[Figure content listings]
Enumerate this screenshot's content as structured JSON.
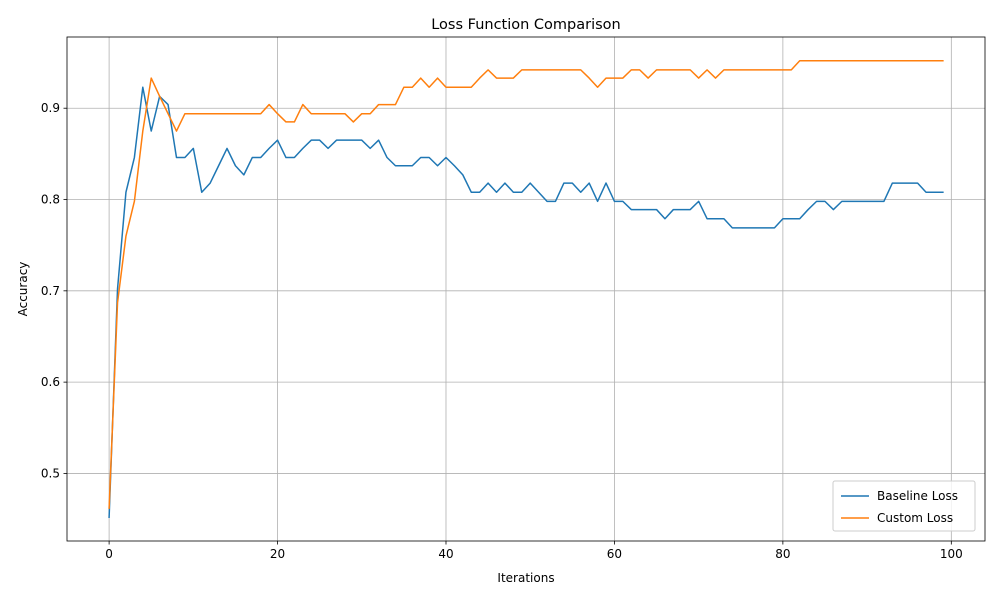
{
  "chart_data": {
    "type": "line",
    "title": "Loss Function Comparison",
    "xlabel": "Iterations",
    "ylabel": "Accuracy",
    "xlim": [
      -5,
      104
    ],
    "ylim": [
      0.426,
      0.978
    ],
    "x_ticks": [
      0,
      20,
      40,
      60,
      80,
      100
    ],
    "y_ticks": [
      0.5,
      0.6,
      0.7,
      0.8,
      0.9
    ],
    "y_tick_labels": [
      "0.5",
      "0.6",
      "0.7",
      "0.8",
      "0.9"
    ],
    "grid": true,
    "legend_position": "bottom-right",
    "series": [
      {
        "name": "Baseline Loss",
        "color": "#1f77b4",
        "values": [
          0.452,
          0.702,
          0.808,
          0.846,
          0.923,
          0.875,
          0.913,
          0.904,
          0.846,
          0.846,
          0.856,
          0.808,
          0.818,
          0.837,
          0.856,
          0.837,
          0.827,
          0.846,
          0.846,
          0.856,
          0.865,
          0.846,
          0.846,
          0.856,
          0.865,
          0.865,
          0.856,
          0.865,
          0.865,
          0.865,
          0.865,
          0.856,
          0.865,
          0.846,
          0.837,
          0.837,
          0.837,
          0.846,
          0.846,
          0.837,
          0.846,
          0.837,
          0.827,
          0.808,
          0.808,
          0.818,
          0.808,
          0.818,
          0.808,
          0.808,
          0.818,
          0.808,
          0.798,
          0.798,
          0.818,
          0.818,
          0.808,
          0.818,
          0.798,
          0.818,
          0.798,
          0.798,
          0.789,
          0.789,
          0.789,
          0.789,
          0.779,
          0.789,
          0.789,
          0.789,
          0.798,
          0.779,
          0.779,
          0.779,
          0.769,
          0.769,
          0.769,
          0.769,
          0.769,
          0.769,
          0.779,
          0.779,
          0.779,
          0.789,
          0.798,
          0.798,
          0.789,
          0.798,
          0.798,
          0.798,
          0.798,
          0.798,
          0.798,
          0.818,
          0.818,
          0.818,
          0.818,
          0.808,
          0.808,
          0.808
        ]
      },
      {
        "name": "Custom Loss",
        "color": "#ff7f0e",
        "values": [
          0.462,
          0.687,
          0.76,
          0.798,
          0.875,
          0.933,
          0.913,
          0.894,
          0.875,
          0.894,
          0.894,
          0.894,
          0.894,
          0.894,
          0.894,
          0.894,
          0.894,
          0.894,
          0.894,
          0.904,
          0.894,
          0.885,
          0.885,
          0.904,
          0.894,
          0.894,
          0.894,
          0.894,
          0.894,
          0.885,
          0.894,
          0.894,
          0.904,
          0.904,
          0.904,
          0.923,
          0.923,
          0.933,
          0.923,
          0.933,
          0.923,
          0.923,
          0.923,
          0.923,
          0.933,
          0.942,
          0.933,
          0.933,
          0.933,
          0.942,
          0.942,
          0.942,
          0.942,
          0.942,
          0.942,
          0.942,
          0.942,
          0.933,
          0.923,
          0.933,
          0.933,
          0.933,
          0.942,
          0.942,
          0.933,
          0.942,
          0.942,
          0.942,
          0.942,
          0.942,
          0.933,
          0.942,
          0.933,
          0.942,
          0.942,
          0.942,
          0.942,
          0.942,
          0.942,
          0.942,
          0.942,
          0.942,
          0.952,
          0.952,
          0.952,
          0.952,
          0.952,
          0.952,
          0.952,
          0.952,
          0.952,
          0.952,
          0.952,
          0.952,
          0.952,
          0.952,
          0.952,
          0.952,
          0.952,
          0.952
        ]
      }
    ]
  }
}
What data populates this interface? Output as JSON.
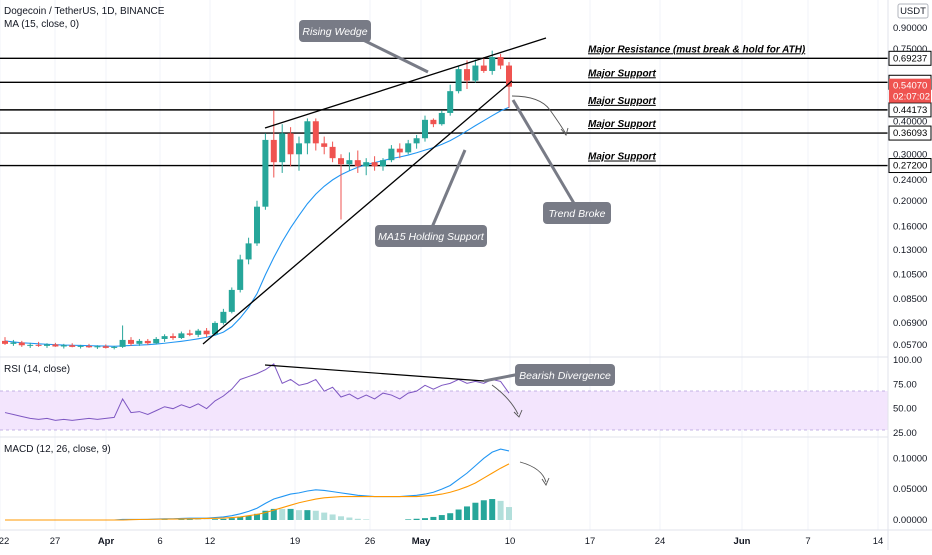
{
  "header": {
    "title": "Dogecoin / TetherUS, 1D, BINANCE",
    "indicator": "MA (15, close, 0)",
    "currency": "USDT"
  },
  "price_axis": {
    "ticks": [
      "0.90000",
      "0.75000",
      "0.40000",
      "0.30000",
      "0.24000",
      "0.20000",
      "0.16000",
      "0.13000",
      "0.10500",
      "0.08500",
      "0.06900",
      "0.05700"
    ],
    "current_price": "0.54070",
    "countdown": "02:07:02"
  },
  "levels": [
    {
      "value": "0.69237",
      "label": "Major Resistance (must break & hold for ATH)"
    },
    {
      "value": "0.56186",
      "label": "Major Support"
    },
    {
      "value": "0.44173",
      "label": "Major Support"
    },
    {
      "value": "0.36093",
      "label": "Major Support"
    },
    {
      "value": "0.27200",
      "label": "Major Support"
    }
  ],
  "annotations": {
    "rising_wedge": "Rising Wedge",
    "trend_broke": "Trend Broke",
    "ma15": "MA15 Holding Support",
    "bearish_div": "Bearish Divergence"
  },
  "rsi": {
    "label": "RSI (14, close)",
    "ticks": [
      "100.00",
      "75.00",
      "50.00",
      "25.00"
    ]
  },
  "macd": {
    "label": "MACD (12, 26, close, 9)",
    "ticks": [
      "0.10000",
      "0.05000",
      "0.00000"
    ]
  },
  "time_axis": [
    "22",
    "27",
    "Apr",
    "6",
    "12",
    "19",
    "26",
    "May",
    "10",
    "17",
    "24",
    "Jun",
    "7",
    "14"
  ],
  "colors": {
    "up": "#26a69a",
    "down": "#ef5350",
    "ma": "#2196f3",
    "rsi": "#7e57c2",
    "macd": "#2196f3",
    "signal": "#ff9800",
    "callout": "#787b86"
  },
  "chart_data": {
    "type": "candlestick",
    "title": "Dogecoin / TetherUS, 1D, BINANCE",
    "candles": [
      {
        "o": 0.059,
        "h": 0.061,
        "l": 0.057,
        "c": 0.0575
      },
      {
        "o": 0.0575,
        "h": 0.0595,
        "l": 0.0565,
        "c": 0.0582
      },
      {
        "o": 0.0582,
        "h": 0.059,
        "l": 0.056,
        "c": 0.0568
      },
      {
        "o": 0.0568,
        "h": 0.058,
        "l": 0.0555,
        "c": 0.057
      },
      {
        "o": 0.057,
        "h": 0.0585,
        "l": 0.056,
        "c": 0.0565
      },
      {
        "o": 0.0565,
        "h": 0.0578,
        "l": 0.0555,
        "c": 0.0572
      },
      {
        "o": 0.0572,
        "h": 0.058,
        "l": 0.056,
        "c": 0.0562
      },
      {
        "o": 0.0562,
        "h": 0.0575,
        "l": 0.0552,
        "c": 0.0568
      },
      {
        "o": 0.0568,
        "h": 0.0578,
        "l": 0.0558,
        "c": 0.056
      },
      {
        "o": 0.056,
        "h": 0.057,
        "l": 0.0552,
        "c": 0.0565
      },
      {
        "o": 0.0565,
        "h": 0.0575,
        "l": 0.0555,
        "c": 0.0558
      },
      {
        "o": 0.0558,
        "h": 0.0568,
        "l": 0.055,
        "c": 0.0563
      },
      {
        "o": 0.0563,
        "h": 0.0572,
        "l": 0.0552,
        "c": 0.0555
      },
      {
        "o": 0.0555,
        "h": 0.0565,
        "l": 0.0548,
        "c": 0.056
      },
      {
        "o": 0.056,
        "h": 0.0675,
        "l": 0.0555,
        "c": 0.0595
      },
      {
        "o": 0.0595,
        "h": 0.061,
        "l": 0.0565,
        "c": 0.0575
      },
      {
        "o": 0.0575,
        "h": 0.06,
        "l": 0.0565,
        "c": 0.059
      },
      {
        "o": 0.059,
        "h": 0.06,
        "l": 0.057,
        "c": 0.0578
      },
      {
        "o": 0.0578,
        "h": 0.061,
        "l": 0.0572,
        "c": 0.06
      },
      {
        "o": 0.06,
        "h": 0.0625,
        "l": 0.0585,
        "c": 0.0615
      },
      {
        "o": 0.0615,
        "h": 0.063,
        "l": 0.0595,
        "c": 0.0605
      },
      {
        "o": 0.0605,
        "h": 0.064,
        "l": 0.06,
        "c": 0.063
      },
      {
        "o": 0.063,
        "h": 0.065,
        "l": 0.0615,
        "c": 0.0622
      },
      {
        "o": 0.0622,
        "h": 0.0655,
        "l": 0.061,
        "c": 0.0645
      },
      {
        "o": 0.0645,
        "h": 0.066,
        "l": 0.061,
        "c": 0.0625
      },
      {
        "o": 0.0625,
        "h": 0.07,
        "l": 0.062,
        "c": 0.069
      },
      {
        "o": 0.069,
        "h": 0.078,
        "l": 0.068,
        "c": 0.076
      },
      {
        "o": 0.076,
        "h": 0.094,
        "l": 0.075,
        "c": 0.092
      },
      {
        "o": 0.092,
        "h": 0.125,
        "l": 0.09,
        "c": 0.12
      },
      {
        "o": 0.12,
        "h": 0.145,
        "l": 0.115,
        "c": 0.138
      },
      {
        "o": 0.138,
        "h": 0.2,
        "l": 0.135,
        "c": 0.19
      },
      {
        "o": 0.19,
        "h": 0.36,
        "l": 0.185,
        "c": 0.34
      },
      {
        "o": 0.34,
        "h": 0.44,
        "l": 0.245,
        "c": 0.28
      },
      {
        "o": 0.28,
        "h": 0.39,
        "l": 0.255,
        "c": 0.36
      },
      {
        "o": 0.36,
        "h": 0.38,
        "l": 0.27,
        "c": 0.3
      },
      {
        "o": 0.3,
        "h": 0.35,
        "l": 0.26,
        "c": 0.33
      },
      {
        "o": 0.33,
        "h": 0.41,
        "l": 0.3,
        "c": 0.4
      },
      {
        "o": 0.4,
        "h": 0.41,
        "l": 0.31,
        "c": 0.33
      },
      {
        "o": 0.33,
        "h": 0.35,
        "l": 0.3,
        "c": 0.32
      },
      {
        "o": 0.32,
        "h": 0.335,
        "l": 0.28,
        "c": 0.29
      },
      {
        "o": 0.29,
        "h": 0.3,
        "l": 0.17,
        "c": 0.275
      },
      {
        "o": 0.275,
        "h": 0.305,
        "l": 0.26,
        "c": 0.285
      },
      {
        "o": 0.285,
        "h": 0.31,
        "l": 0.255,
        "c": 0.27
      },
      {
        "o": 0.27,
        "h": 0.29,
        "l": 0.25,
        "c": 0.28
      },
      {
        "o": 0.28,
        "h": 0.295,
        "l": 0.26,
        "c": 0.27
      },
      {
        "o": 0.27,
        "h": 0.29,
        "l": 0.26,
        "c": 0.285
      },
      {
        "o": 0.285,
        "h": 0.325,
        "l": 0.28,
        "c": 0.315
      },
      {
        "o": 0.315,
        "h": 0.33,
        "l": 0.29,
        "c": 0.305
      },
      {
        "o": 0.305,
        "h": 0.34,
        "l": 0.3,
        "c": 0.33
      },
      {
        "o": 0.33,
        "h": 0.355,
        "l": 0.315,
        "c": 0.345
      },
      {
        "o": 0.345,
        "h": 0.42,
        "l": 0.335,
        "c": 0.405
      },
      {
        "o": 0.405,
        "h": 0.41,
        "l": 0.38,
        "c": 0.39
      },
      {
        "o": 0.39,
        "h": 0.44,
        "l": 0.385,
        "c": 0.43
      },
      {
        "o": 0.43,
        "h": 0.55,
        "l": 0.42,
        "c": 0.52
      },
      {
        "o": 0.52,
        "h": 0.65,
        "l": 0.51,
        "c": 0.63
      },
      {
        "o": 0.63,
        "h": 0.68,
        "l": 0.53,
        "c": 0.57
      },
      {
        "o": 0.57,
        "h": 0.685,
        "l": 0.56,
        "c": 0.65
      },
      {
        "o": 0.65,
        "h": 0.7,
        "l": 0.61,
        "c": 0.62
      },
      {
        "o": 0.62,
        "h": 0.74,
        "l": 0.6,
        "c": 0.7
      },
      {
        "o": 0.7,
        "h": 0.72,
        "l": 0.63,
        "c": 0.65
      },
      {
        "o": 0.65,
        "h": 0.67,
        "l": 0.45,
        "c": 0.5407
      }
    ],
    "ma15": [
      0.059,
      0.0585,
      0.058,
      0.0578,
      0.0575,
      0.0573,
      0.0571,
      0.0569,
      0.0568,
      0.0567,
      0.0566,
      0.0565,
      0.0564,
      0.0563,
      0.0565,
      0.0567,
      0.0569,
      0.0571,
      0.0574,
      0.0578,
      0.0583,
      0.0588,
      0.0594,
      0.0601,
      0.0609,
      0.062,
      0.0637,
      0.0668,
      0.072,
      0.079,
      0.089,
      0.105,
      0.122,
      0.14,
      0.158,
      0.176,
      0.195,
      0.212,
      0.227,
      0.24,
      0.251,
      0.26,
      0.268,
      0.274,
      0.279,
      0.284,
      0.289,
      0.293,
      0.298,
      0.304,
      0.311,
      0.318,
      0.327,
      0.338,
      0.352,
      0.368,
      0.385,
      0.402,
      0.42,
      0.438,
      0.452
    ],
    "rsi": [
      46,
      44,
      42,
      40,
      39,
      40,
      38,
      39,
      38,
      39,
      40,
      39,
      40,
      41,
      60,
      46,
      47,
      44,
      48,
      52,
      50,
      54,
      51,
      55,
      50,
      58,
      63,
      70,
      80,
      83,
      86,
      90,
      96,
      76,
      80,
      74,
      76,
      80,
      68,
      72,
      62,
      65,
      60,
      64,
      60,
      66,
      64,
      60,
      66,
      68,
      74,
      70,
      74,
      76,
      80,
      76,
      78,
      76,
      80,
      78,
      66
    ],
    "macd": [
      0,
      0,
      0,
      0,
      0,
      0,
      0,
      0,
      0,
      0,
      0,
      0,
      0,
      0,
      0.001,
      0.001,
      0.001,
      0.001,
      0.0015,
      0.002,
      0.002,
      0.0025,
      0.003,
      0.003,
      0.003,
      0.004,
      0.005,
      0.007,
      0.01,
      0.014,
      0.019,
      0.027,
      0.034,
      0.038,
      0.042,
      0.044,
      0.047,
      0.049,
      0.048,
      0.046,
      0.044,
      0.042,
      0.04,
      0.039,
      0.038,
      0.038,
      0.038,
      0.038,
      0.039,
      0.04,
      0.042,
      0.045,
      0.05,
      0.056,
      0.066,
      0.076,
      0.088,
      0.1,
      0.11,
      0.115,
      0.112
    ],
    "signal": [
      0,
      0,
      0,
      0,
      0,
      0,
      0,
      0,
      0,
      0,
      0,
      0,
      0,
      0,
      0,
      0.0005,
      0.0008,
      0.001,
      0.0012,
      0.0014,
      0.0016,
      0.0018,
      0.002,
      0.0022,
      0.0025,
      0.0028,
      0.0032,
      0.004,
      0.005,
      0.007,
      0.009,
      0.012,
      0.016,
      0.02,
      0.024,
      0.028,
      0.031,
      0.034,
      0.036,
      0.037,
      0.038,
      0.038,
      0.038,
      0.038,
      0.038,
      0.038,
      0.038,
      0.038,
      0.038,
      0.038,
      0.039,
      0.04,
      0.042,
      0.045,
      0.049,
      0.054,
      0.06,
      0.068,
      0.076,
      0.084,
      0.091
    ],
    "ylim": [
      0.0545,
      0.95
    ],
    "yscale": "log"
  }
}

_EXERCISE TASK_: Using the listing above, pull out all lines that hold the word "this".

_PROBLEM SOLUTION_:
Enumerate this screenshot's content as structured JSON.
What data populates this interface? Output as JSON.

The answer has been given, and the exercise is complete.